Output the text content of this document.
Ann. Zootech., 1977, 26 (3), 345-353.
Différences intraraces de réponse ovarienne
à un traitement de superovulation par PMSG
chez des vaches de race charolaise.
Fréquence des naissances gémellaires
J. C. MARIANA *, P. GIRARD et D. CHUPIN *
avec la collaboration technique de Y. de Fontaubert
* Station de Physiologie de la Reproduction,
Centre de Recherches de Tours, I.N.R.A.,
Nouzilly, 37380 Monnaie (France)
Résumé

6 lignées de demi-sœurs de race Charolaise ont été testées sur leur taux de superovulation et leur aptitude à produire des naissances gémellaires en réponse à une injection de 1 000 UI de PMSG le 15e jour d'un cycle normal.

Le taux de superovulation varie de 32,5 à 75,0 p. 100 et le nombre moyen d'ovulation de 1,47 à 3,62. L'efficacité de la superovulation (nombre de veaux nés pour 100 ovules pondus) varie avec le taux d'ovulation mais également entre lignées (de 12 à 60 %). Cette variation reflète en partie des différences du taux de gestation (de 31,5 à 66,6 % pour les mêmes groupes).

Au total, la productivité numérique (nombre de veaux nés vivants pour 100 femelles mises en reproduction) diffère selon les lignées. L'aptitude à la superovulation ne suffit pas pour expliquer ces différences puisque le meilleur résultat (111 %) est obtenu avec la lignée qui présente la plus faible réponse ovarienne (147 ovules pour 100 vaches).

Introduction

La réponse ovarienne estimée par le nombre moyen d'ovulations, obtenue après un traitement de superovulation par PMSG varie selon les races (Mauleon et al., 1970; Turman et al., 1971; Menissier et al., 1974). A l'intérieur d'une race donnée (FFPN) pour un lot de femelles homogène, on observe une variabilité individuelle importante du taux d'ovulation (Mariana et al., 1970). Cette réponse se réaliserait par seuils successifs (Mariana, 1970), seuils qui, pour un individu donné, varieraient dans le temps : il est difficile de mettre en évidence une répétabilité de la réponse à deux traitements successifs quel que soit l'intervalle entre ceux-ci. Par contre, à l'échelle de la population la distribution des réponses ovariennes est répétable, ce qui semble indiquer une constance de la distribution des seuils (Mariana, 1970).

GIVEN REQUEST: Check each line above for the string "vaches" and report how many lines have it, giving only the number.

TASK ANSWER: 2